**Work required**
Look through the records below and collect all lines that hold the string "JSON".

-- The data start --

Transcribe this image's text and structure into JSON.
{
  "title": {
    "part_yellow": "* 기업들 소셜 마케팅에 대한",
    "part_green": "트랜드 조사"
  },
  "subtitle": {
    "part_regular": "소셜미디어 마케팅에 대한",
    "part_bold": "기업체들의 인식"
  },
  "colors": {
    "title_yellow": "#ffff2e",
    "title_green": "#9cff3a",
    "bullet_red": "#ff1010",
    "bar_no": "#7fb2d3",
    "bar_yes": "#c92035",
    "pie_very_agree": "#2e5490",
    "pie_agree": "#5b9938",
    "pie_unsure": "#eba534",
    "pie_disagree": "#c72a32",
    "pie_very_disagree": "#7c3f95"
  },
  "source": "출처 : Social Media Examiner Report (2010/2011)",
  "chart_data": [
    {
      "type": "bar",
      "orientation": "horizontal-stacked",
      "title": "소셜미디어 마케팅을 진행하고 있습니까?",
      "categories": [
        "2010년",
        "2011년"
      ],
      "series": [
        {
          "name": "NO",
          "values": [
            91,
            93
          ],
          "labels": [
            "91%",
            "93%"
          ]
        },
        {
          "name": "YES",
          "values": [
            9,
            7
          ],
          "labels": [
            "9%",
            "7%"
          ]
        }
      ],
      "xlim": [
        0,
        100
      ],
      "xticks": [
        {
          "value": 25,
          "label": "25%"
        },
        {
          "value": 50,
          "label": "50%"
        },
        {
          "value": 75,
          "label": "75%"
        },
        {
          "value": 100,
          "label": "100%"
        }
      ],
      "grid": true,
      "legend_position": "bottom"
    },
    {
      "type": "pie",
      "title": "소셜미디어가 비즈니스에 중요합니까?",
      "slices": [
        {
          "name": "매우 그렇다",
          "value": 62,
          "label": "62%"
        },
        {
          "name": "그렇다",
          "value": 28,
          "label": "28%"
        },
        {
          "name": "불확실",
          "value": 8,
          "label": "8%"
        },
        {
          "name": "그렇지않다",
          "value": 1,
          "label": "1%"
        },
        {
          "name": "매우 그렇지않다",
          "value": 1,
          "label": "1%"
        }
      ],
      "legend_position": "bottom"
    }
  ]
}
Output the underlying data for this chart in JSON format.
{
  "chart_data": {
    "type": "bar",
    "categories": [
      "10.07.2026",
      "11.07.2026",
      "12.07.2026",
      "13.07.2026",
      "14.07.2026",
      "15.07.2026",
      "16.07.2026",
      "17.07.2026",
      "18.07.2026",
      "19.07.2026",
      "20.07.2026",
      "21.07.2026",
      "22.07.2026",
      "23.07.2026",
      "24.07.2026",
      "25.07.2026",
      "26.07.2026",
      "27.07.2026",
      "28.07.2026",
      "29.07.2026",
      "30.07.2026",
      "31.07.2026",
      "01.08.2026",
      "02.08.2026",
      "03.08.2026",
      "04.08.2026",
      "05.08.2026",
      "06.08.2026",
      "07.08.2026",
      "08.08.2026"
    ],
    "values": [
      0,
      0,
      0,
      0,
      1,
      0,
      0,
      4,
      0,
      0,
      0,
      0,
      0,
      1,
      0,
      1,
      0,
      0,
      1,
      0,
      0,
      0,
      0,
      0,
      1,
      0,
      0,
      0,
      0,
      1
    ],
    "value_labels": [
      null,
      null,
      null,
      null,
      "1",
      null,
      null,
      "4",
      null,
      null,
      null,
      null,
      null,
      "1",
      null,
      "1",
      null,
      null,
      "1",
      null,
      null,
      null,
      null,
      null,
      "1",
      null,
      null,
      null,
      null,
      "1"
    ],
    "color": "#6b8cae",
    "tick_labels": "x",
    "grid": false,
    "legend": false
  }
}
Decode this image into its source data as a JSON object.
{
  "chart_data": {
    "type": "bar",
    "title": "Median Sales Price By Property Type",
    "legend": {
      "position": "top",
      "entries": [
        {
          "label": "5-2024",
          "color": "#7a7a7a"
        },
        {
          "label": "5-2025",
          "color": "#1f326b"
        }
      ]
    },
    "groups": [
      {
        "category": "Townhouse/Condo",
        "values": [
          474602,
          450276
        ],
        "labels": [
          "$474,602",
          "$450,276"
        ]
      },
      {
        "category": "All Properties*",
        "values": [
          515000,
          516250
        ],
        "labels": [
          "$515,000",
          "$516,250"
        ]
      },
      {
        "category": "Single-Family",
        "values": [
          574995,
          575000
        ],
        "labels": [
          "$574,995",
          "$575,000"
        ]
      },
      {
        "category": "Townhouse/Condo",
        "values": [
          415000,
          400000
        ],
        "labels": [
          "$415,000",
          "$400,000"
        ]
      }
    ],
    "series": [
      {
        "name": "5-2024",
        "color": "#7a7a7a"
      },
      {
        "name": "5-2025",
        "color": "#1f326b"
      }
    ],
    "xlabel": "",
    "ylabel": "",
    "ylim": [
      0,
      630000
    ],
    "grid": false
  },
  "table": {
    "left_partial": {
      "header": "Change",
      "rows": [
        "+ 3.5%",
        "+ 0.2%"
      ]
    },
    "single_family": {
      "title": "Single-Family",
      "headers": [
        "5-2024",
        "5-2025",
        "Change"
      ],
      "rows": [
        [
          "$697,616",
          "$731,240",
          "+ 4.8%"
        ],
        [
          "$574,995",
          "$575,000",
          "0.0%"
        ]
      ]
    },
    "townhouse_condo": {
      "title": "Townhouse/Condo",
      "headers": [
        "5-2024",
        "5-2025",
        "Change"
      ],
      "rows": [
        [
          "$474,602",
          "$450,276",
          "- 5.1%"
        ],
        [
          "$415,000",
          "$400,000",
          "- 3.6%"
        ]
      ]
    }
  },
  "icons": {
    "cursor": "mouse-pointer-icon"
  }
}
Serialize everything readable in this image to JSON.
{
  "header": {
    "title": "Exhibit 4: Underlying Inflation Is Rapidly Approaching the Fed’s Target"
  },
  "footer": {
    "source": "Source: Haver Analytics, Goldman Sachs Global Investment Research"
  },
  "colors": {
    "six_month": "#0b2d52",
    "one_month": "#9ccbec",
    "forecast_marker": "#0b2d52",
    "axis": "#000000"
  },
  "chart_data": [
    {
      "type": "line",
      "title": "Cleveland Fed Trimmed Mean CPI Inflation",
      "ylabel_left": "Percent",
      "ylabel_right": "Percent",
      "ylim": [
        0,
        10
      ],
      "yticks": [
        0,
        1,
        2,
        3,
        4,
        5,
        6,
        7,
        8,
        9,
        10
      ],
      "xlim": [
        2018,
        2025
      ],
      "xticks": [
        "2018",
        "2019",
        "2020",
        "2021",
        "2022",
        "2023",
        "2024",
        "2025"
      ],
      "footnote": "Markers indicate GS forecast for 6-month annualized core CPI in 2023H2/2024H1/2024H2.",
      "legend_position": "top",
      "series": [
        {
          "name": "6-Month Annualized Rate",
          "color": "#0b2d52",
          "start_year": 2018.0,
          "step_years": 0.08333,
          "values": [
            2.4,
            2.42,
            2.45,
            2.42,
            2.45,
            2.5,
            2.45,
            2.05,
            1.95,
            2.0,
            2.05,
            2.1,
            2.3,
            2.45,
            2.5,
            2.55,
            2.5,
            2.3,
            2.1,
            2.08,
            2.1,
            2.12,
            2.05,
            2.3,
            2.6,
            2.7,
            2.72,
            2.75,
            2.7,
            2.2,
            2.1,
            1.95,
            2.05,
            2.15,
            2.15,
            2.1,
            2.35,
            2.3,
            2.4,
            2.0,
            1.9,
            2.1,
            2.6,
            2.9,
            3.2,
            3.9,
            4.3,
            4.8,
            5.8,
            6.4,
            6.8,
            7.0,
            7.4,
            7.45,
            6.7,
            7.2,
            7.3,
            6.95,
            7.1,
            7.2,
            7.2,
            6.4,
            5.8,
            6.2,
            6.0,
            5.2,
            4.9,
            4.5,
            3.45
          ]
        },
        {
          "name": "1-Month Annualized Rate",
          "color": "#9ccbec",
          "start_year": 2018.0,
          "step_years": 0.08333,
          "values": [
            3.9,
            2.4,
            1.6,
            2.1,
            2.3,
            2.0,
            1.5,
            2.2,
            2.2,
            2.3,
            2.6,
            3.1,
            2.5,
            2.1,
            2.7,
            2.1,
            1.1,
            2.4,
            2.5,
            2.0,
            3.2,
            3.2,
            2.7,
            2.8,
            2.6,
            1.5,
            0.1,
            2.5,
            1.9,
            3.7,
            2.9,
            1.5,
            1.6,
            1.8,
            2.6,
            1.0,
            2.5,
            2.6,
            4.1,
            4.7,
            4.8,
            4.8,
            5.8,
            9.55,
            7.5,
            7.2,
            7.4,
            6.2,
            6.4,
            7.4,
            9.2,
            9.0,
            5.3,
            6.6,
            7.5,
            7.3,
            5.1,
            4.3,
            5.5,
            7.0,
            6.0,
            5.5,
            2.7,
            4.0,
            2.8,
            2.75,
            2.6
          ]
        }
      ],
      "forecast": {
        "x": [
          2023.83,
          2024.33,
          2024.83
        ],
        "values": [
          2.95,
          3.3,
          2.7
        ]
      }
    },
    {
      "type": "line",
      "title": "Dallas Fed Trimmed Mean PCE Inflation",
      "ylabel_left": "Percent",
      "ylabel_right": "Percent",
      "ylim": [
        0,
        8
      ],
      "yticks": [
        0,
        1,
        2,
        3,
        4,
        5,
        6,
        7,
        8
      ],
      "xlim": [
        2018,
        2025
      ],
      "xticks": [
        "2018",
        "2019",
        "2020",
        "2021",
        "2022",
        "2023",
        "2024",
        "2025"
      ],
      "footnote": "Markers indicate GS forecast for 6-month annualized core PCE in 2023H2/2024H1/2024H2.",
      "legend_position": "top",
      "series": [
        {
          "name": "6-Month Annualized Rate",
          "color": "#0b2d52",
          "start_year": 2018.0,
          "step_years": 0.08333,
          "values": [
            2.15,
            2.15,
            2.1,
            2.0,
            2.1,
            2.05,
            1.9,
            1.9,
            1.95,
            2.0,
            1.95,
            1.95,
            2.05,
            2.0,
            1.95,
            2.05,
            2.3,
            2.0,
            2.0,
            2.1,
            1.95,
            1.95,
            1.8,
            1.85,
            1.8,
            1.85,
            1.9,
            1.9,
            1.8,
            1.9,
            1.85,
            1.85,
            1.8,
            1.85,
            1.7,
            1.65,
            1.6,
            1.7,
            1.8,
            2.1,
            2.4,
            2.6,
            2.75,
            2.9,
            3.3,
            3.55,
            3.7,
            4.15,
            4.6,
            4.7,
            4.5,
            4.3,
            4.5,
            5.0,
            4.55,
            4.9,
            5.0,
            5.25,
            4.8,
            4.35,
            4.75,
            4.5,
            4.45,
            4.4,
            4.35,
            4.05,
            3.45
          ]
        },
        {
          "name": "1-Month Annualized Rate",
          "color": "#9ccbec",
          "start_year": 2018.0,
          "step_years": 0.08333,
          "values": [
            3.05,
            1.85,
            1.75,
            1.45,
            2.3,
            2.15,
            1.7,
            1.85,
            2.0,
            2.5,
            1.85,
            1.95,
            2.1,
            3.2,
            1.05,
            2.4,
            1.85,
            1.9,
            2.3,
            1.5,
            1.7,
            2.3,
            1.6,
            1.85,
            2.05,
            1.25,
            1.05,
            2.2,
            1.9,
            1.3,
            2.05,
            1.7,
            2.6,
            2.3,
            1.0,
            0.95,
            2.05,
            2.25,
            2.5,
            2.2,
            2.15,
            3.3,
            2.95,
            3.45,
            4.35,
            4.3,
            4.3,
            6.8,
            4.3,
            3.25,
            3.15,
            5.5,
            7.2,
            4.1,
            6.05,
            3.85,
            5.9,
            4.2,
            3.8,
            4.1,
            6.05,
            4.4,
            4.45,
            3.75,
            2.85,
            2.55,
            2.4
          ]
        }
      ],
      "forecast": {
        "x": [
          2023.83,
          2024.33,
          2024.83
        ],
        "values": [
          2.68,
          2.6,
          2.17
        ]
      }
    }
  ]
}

-- The data end --

**Written response**
Transcribe this image's text and structure into JSON.
Output the underlying data for this chart in JSON format.
Decode this image into its source data as a JSON object.
Serialize everything readable in this image to JSON.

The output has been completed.